→ PROBLEM TO WORK ON
Track down every line below that holds "JSON" and copy it.

→ Items from a figure collection
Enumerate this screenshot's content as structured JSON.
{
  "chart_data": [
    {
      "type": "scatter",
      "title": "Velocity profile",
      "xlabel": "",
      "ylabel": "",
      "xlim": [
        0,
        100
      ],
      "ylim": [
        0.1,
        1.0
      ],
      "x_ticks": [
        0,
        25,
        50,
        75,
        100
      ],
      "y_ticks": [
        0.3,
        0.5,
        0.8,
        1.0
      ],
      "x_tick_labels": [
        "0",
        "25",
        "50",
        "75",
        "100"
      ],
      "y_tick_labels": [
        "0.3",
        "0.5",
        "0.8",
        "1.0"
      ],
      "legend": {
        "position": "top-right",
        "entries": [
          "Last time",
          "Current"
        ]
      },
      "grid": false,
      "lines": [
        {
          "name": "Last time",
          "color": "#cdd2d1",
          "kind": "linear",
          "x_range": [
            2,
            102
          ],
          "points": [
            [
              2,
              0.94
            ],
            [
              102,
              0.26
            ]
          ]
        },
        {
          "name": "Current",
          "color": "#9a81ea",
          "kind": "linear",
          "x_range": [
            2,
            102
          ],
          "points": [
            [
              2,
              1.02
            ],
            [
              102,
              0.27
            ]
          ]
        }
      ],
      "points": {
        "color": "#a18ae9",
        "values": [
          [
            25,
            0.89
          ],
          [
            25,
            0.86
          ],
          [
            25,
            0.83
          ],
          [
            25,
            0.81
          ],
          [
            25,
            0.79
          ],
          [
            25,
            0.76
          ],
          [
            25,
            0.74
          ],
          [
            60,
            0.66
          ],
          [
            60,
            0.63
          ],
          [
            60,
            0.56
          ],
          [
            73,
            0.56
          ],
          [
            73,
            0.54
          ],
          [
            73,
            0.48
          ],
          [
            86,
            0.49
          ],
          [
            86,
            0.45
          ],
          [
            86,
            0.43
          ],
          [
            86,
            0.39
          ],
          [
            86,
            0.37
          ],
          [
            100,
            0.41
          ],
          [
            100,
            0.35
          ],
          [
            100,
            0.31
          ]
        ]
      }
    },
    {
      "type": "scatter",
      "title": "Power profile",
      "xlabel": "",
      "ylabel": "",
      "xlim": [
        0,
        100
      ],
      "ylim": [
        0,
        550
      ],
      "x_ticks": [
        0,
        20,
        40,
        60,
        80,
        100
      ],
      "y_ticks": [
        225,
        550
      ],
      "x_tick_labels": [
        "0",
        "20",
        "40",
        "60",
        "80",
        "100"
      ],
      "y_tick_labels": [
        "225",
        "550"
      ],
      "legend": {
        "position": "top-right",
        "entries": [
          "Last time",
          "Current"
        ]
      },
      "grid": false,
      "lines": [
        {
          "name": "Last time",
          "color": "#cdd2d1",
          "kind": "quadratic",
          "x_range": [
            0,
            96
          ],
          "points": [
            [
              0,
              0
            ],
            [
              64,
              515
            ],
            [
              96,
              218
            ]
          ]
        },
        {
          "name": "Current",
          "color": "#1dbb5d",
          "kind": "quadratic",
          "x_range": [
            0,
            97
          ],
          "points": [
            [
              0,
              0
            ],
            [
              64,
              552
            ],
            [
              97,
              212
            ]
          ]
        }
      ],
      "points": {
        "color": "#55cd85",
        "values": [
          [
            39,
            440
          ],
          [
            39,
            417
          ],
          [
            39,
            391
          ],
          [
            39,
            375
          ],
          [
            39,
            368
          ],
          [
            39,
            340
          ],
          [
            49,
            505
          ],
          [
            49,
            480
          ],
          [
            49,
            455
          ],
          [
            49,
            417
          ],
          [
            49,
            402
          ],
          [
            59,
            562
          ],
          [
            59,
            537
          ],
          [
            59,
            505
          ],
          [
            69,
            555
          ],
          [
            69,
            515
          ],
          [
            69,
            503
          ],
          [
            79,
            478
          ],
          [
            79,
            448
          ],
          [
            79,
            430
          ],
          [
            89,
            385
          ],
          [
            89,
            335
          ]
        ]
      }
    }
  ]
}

* * *

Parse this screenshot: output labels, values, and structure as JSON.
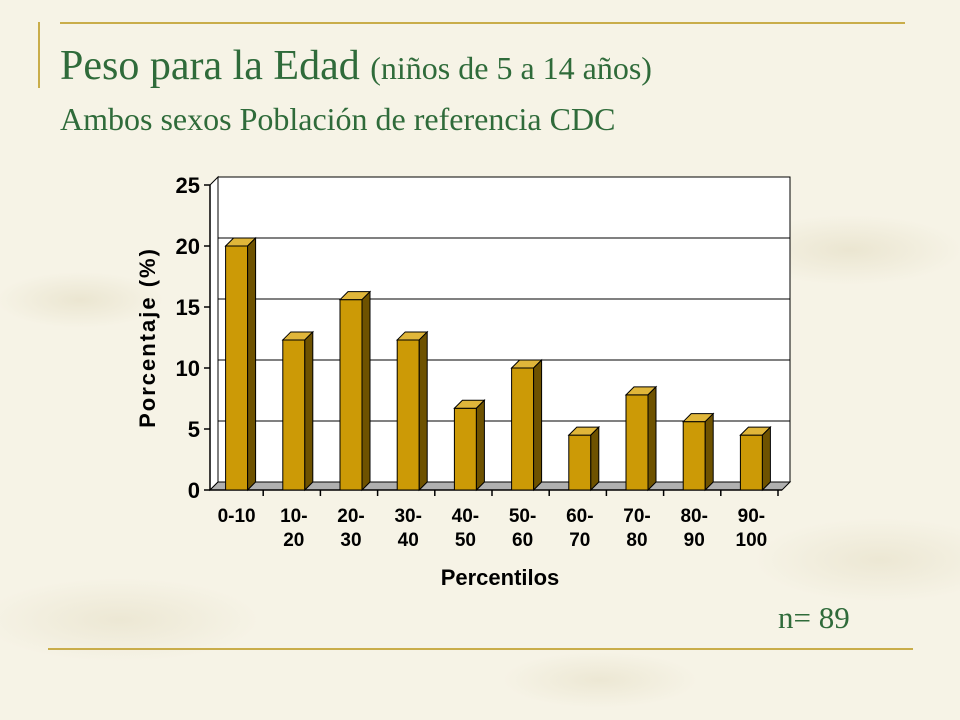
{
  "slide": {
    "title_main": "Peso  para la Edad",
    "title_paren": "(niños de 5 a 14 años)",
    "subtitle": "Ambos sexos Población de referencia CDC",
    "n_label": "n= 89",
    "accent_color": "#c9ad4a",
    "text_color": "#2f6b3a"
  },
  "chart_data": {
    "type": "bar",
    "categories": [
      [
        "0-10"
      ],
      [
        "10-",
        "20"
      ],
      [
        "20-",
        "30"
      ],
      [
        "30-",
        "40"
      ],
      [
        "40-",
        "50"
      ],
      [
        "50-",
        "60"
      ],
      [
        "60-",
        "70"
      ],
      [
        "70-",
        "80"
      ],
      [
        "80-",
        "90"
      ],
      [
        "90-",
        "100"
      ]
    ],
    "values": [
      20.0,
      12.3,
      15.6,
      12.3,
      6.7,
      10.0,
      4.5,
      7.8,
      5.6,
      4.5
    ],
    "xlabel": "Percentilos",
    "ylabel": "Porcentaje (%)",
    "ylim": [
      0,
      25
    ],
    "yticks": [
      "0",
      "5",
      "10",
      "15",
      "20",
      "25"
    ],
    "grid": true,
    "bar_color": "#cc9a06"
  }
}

→ FULL SOLUTION
Enumerate this screenshot's content as structured JSON.
Parse this screenshot: output labels, values, and structure as JSON.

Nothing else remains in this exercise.